• EXERCISE REQUIREMENTS: Examine the material below and count the lines that hold the word "arrow". Report only the number.

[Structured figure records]
_ _ _ _

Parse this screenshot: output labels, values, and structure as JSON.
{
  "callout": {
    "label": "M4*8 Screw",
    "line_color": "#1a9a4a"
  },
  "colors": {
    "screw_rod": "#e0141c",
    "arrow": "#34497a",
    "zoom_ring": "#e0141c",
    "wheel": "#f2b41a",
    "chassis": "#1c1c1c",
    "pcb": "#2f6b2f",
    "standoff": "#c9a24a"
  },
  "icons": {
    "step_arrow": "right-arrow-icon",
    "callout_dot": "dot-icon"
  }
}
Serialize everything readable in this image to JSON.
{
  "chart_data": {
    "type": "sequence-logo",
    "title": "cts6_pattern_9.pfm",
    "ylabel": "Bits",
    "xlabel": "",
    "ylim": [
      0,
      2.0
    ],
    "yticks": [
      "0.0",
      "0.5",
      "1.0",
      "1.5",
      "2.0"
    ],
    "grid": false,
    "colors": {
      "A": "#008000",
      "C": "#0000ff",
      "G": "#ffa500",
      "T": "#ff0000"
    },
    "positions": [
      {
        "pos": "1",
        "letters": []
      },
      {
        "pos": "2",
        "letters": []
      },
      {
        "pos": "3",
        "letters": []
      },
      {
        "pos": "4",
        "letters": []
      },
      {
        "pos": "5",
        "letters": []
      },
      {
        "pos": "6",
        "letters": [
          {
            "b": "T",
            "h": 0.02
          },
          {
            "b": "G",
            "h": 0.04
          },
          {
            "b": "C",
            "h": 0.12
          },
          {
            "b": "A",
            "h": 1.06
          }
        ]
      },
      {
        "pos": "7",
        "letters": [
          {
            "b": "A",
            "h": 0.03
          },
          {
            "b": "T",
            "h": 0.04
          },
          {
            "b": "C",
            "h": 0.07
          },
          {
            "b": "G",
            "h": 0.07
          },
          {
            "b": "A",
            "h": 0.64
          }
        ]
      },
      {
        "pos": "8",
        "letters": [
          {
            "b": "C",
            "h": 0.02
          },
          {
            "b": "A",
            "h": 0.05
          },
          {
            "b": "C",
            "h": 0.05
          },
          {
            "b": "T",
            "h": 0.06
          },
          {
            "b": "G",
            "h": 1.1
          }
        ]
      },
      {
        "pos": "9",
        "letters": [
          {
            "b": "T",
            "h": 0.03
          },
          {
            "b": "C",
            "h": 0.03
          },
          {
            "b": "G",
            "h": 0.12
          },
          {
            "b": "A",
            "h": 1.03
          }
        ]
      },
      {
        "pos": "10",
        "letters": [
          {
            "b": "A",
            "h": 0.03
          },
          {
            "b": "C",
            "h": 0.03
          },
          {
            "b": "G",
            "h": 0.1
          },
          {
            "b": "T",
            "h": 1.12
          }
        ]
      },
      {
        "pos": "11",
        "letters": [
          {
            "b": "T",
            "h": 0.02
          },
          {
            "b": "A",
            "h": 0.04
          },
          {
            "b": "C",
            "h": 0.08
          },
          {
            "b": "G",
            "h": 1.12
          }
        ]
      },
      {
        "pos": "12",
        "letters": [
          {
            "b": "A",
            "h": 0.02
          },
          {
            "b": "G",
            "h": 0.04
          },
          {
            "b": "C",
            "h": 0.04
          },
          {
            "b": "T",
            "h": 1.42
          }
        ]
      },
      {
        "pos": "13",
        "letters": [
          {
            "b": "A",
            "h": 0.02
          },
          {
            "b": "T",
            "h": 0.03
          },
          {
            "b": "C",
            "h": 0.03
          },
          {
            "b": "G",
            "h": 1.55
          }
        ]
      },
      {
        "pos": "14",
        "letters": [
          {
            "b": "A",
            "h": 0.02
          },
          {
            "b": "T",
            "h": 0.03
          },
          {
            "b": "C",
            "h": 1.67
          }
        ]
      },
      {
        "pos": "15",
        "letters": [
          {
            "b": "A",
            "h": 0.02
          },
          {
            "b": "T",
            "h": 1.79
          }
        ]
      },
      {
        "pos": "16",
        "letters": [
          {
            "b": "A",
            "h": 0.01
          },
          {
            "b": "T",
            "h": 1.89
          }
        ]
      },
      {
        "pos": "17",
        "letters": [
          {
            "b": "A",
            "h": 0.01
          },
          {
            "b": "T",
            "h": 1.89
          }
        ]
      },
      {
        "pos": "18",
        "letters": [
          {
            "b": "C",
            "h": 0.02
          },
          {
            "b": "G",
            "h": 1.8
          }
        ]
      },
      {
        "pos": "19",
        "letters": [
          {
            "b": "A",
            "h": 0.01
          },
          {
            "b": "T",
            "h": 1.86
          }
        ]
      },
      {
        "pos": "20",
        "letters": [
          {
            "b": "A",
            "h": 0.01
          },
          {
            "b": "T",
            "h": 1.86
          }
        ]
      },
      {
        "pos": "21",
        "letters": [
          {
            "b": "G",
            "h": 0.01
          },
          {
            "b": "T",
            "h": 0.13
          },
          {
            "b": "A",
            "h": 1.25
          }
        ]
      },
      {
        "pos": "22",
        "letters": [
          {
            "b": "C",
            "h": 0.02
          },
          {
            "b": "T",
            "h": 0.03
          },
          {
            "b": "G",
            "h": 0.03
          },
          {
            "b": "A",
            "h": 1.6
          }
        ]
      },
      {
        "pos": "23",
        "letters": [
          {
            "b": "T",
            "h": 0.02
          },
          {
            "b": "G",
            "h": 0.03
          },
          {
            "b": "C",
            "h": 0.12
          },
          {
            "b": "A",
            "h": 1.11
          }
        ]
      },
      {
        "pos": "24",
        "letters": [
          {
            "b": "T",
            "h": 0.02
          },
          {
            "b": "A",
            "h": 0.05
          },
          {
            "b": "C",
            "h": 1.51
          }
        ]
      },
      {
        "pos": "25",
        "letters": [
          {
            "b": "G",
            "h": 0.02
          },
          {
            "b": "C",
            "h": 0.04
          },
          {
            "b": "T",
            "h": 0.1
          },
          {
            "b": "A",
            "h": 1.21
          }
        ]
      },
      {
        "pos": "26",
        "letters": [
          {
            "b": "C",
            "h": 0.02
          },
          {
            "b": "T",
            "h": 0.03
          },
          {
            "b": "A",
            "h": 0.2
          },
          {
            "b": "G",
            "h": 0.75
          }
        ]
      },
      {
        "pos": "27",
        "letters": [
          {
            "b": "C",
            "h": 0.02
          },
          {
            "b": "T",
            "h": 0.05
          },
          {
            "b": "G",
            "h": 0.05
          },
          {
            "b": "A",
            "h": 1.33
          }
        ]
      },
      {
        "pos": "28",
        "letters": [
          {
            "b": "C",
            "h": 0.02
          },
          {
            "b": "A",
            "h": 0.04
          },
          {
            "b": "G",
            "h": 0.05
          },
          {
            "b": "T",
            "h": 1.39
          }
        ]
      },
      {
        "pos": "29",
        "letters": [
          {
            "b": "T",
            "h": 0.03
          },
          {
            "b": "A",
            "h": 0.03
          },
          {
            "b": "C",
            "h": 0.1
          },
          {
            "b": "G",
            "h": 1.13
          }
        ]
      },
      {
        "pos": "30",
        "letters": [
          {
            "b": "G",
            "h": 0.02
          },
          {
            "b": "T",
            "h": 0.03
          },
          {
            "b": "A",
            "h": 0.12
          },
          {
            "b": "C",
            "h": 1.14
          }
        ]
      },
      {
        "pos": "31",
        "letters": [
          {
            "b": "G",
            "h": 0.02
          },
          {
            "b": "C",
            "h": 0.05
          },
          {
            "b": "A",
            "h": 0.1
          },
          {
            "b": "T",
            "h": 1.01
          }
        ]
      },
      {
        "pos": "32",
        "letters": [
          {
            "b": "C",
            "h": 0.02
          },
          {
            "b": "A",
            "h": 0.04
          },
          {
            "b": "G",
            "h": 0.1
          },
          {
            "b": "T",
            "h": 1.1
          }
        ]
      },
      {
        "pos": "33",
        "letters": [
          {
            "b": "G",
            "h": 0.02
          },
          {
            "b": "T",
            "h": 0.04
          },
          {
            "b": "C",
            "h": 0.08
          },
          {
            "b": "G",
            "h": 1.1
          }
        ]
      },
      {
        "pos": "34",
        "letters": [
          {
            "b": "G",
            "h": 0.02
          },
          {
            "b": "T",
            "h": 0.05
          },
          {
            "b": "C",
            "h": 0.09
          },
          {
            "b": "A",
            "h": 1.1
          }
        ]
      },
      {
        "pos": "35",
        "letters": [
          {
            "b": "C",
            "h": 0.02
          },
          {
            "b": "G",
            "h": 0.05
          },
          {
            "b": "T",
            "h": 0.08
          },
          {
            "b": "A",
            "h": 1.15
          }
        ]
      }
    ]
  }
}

_ _ _ _

• TASK SOLUTION: 2